Tasks to perform:
a – According to the thread on CUDA shared memory, how many input elements do the 128 threads in a block load cooperatively?
b – From the thread on CUDA shared memory, write out the passage starting with "Maybe it's better" and going on through "(which 'int N' indicates).".

Text section:
=-=-=-=-=

As far as I can tell, GPU memory is in some remote location normally inaccessible to CPUs. This is why memcpy is compared to message passing.

sgbowen

Is it possible to use cudaMemcpy to copy from global memory to shared memory? Does that make any sense? And is this faster/slower than copying it cooperatively using threads?

kayvonf

@sgbowen. There is no built-in global to shared memcpy primitive in CUDA, but it would be a useful helper library function. If there was, its implementation on current GPUs would almost certainly be the cooperative load as implemented here.

jezimmer

What is the difference between using cudaMalloc and then initializing the memory versus initializing the memory and then using cudaMemcpy?

rbandlam

Can someone please explain what first red block code is doing? I mean the red block that cooperatively loads blocks support region. Why there is a if condition and what we are doing inside that.

kayvonf

@rbandlam. The 128 threads in the block are cooperatively loading the 130 required input elements. Each thread loads one element. Then two of the threads load the final 2 elements.

Sherry

Maybe it's better to remove the first parameter (int N) from function 'convolve'. The parameter is not used, and it confused me a little at first glimpse as a kernel function is supposed to process one piece of data instead of a range of (which 'int N' indicates).

squashme

What's the point of the shared memory? Is it faster to copy the memory into the shared block and then use it than to just use access it from the regular gpu storage?

plymouth

@squashme If you're just doing one read and one store, then no it's not faster. But, in this example, each thread does three reads of the input (support) array. Since using shared memory is around 100x faster than global gpu memory, using shared memory drastically reduces the cost of the second and third read.

http://devblogs.nvidia.com/parallelforall/using-shared-memory-cuda-cc/

=-=-=-=-=

[Layout dataset entries]
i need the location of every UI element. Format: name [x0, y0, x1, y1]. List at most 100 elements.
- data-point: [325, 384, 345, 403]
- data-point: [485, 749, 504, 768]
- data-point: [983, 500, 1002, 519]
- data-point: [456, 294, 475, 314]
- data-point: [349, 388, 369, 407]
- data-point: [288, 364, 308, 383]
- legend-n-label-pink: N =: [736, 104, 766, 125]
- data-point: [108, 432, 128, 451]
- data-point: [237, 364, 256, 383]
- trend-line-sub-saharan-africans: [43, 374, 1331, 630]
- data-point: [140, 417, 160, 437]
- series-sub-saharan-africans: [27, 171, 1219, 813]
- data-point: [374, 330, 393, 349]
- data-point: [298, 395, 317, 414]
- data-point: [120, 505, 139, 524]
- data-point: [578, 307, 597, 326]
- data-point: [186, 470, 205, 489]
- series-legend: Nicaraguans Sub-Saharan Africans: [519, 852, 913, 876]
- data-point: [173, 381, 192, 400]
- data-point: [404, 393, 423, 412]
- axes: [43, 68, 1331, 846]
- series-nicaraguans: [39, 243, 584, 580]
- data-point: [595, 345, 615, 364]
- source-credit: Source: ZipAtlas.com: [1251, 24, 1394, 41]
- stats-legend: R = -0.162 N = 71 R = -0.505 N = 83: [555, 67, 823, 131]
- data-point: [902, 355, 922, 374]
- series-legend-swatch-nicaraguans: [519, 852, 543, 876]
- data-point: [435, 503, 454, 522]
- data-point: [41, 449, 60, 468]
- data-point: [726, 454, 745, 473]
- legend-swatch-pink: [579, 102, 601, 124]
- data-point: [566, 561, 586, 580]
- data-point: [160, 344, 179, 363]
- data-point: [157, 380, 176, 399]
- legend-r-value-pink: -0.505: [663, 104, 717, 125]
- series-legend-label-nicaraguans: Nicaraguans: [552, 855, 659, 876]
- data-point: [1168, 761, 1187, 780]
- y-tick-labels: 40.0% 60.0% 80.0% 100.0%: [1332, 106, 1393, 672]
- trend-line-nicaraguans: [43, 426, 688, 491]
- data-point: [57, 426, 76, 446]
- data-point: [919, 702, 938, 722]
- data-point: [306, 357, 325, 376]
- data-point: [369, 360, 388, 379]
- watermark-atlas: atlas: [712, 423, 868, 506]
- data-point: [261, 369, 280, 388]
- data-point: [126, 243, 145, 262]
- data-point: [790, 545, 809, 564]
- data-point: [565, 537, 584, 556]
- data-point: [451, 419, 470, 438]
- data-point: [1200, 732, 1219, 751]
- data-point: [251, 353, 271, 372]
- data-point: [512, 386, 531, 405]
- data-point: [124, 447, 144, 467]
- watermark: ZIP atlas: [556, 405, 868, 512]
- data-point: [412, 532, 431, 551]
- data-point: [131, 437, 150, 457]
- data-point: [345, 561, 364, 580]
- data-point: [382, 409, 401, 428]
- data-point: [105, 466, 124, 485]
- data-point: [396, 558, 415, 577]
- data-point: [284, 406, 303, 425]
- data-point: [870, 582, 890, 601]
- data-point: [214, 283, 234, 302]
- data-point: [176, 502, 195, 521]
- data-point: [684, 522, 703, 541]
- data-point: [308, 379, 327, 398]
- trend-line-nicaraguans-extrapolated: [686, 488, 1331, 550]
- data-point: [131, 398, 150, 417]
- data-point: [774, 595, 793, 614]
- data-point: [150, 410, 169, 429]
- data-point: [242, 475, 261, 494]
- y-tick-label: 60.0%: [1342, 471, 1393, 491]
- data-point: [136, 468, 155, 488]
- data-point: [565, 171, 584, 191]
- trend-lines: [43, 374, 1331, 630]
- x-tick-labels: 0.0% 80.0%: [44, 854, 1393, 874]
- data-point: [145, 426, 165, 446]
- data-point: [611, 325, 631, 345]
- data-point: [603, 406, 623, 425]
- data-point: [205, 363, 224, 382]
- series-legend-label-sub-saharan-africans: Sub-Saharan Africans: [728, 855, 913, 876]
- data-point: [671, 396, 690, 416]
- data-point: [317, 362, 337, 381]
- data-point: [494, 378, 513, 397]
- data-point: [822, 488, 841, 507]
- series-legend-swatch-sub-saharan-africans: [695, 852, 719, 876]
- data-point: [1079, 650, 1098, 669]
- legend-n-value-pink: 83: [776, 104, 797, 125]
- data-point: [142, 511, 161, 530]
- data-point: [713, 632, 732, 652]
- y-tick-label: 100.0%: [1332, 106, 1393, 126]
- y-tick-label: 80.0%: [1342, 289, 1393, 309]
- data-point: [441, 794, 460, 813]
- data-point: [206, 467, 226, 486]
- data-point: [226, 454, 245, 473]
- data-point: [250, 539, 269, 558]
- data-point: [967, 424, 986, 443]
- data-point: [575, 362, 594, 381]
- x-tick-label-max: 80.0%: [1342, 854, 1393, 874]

=-=-=-=-=

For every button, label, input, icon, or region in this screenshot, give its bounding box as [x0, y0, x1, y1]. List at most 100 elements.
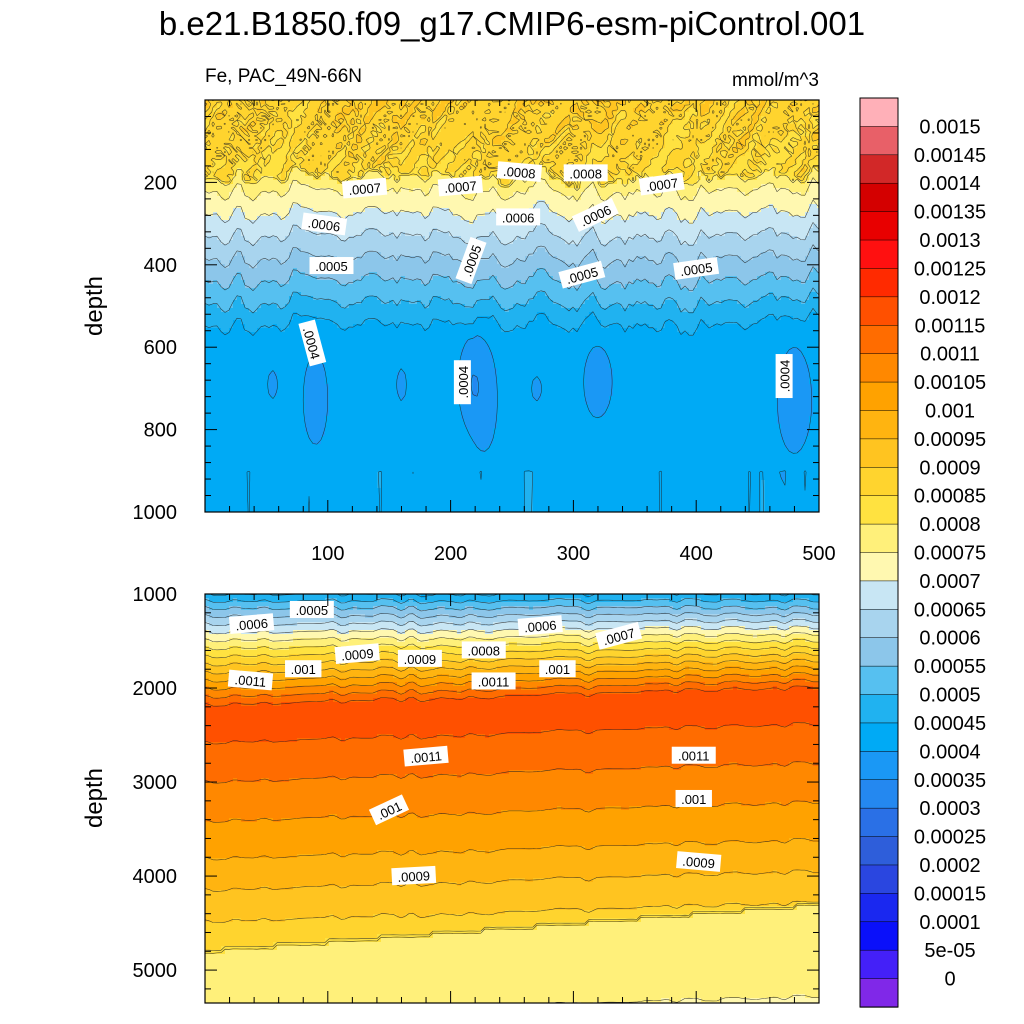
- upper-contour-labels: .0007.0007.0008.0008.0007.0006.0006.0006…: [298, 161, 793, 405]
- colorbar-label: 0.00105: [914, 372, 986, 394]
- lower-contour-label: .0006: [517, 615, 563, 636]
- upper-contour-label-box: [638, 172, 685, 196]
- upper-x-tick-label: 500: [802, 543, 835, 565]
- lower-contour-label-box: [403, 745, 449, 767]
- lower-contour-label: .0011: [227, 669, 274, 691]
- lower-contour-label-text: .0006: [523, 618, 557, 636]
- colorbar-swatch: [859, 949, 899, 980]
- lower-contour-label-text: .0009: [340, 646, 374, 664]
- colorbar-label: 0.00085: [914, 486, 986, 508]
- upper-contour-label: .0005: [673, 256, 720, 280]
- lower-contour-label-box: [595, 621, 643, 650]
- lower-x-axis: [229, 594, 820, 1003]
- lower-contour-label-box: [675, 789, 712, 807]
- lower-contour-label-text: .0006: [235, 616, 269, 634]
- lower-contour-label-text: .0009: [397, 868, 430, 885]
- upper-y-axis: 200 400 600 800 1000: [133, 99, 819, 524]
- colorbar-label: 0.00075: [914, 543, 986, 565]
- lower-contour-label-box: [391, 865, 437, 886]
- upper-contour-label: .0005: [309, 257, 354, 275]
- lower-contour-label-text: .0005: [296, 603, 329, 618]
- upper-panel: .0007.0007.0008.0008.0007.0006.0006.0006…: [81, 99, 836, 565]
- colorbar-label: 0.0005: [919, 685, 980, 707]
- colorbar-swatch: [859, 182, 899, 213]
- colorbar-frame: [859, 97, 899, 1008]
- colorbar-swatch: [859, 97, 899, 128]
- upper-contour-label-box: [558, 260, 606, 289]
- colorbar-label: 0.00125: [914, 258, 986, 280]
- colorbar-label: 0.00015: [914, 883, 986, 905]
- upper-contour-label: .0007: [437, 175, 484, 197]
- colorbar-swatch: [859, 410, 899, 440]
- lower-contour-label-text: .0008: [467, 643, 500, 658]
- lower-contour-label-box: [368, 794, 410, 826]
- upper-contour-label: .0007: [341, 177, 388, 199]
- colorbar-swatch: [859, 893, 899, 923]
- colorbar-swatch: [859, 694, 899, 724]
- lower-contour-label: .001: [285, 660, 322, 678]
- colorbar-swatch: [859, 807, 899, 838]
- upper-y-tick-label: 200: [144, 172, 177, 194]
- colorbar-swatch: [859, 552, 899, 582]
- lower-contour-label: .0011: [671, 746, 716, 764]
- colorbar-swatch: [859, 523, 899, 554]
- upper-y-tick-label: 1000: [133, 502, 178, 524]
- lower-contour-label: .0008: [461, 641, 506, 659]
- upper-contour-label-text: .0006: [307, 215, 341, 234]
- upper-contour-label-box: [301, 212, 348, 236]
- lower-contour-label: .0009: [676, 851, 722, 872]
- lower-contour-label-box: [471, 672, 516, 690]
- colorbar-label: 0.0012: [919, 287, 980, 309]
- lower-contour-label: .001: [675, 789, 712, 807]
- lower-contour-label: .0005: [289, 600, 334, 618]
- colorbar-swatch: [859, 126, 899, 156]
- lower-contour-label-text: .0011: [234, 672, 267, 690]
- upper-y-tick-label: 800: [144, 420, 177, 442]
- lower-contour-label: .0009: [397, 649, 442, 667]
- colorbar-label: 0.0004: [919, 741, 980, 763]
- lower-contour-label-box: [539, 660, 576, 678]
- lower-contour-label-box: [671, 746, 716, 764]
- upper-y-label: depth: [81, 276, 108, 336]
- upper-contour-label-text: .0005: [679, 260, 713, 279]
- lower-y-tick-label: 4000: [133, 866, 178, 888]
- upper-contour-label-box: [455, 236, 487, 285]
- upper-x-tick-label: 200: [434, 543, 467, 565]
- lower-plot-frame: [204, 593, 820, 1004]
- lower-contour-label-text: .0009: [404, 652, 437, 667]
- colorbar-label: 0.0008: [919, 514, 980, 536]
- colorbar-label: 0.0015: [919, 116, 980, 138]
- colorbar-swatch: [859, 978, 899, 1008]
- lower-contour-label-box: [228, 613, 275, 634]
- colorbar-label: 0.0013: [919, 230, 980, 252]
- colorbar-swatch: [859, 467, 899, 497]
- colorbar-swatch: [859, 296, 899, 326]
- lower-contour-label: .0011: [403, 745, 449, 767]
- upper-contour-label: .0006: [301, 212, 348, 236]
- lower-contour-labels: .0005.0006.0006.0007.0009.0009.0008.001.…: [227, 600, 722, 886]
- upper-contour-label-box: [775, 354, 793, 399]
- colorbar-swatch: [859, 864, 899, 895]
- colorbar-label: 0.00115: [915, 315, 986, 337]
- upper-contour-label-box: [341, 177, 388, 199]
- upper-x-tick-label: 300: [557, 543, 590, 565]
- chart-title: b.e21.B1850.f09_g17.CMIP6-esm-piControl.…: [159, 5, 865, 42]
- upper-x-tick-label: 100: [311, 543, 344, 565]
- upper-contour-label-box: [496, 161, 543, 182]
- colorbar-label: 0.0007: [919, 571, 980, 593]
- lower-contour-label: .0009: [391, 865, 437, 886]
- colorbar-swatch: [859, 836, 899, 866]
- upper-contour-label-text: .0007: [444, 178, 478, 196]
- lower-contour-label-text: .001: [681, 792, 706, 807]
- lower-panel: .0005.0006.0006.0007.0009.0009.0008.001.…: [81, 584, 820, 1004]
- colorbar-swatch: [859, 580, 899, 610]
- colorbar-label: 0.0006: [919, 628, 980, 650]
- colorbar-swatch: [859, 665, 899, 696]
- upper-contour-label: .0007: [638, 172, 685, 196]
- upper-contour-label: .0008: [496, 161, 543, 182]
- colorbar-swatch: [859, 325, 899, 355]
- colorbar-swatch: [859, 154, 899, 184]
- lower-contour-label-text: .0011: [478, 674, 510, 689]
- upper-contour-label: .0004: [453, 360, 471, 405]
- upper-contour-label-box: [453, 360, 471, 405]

=-=-=-=-=

Task-by-task answers:
a – 130

b –
Maybe it's better to remove the first parameter (int N) from function 'convolve'. The parameter is not used, and it confused me a little at first glimpse as a kernel function is supposed to process one piece of data instead of a range of (which 'int N' indicates).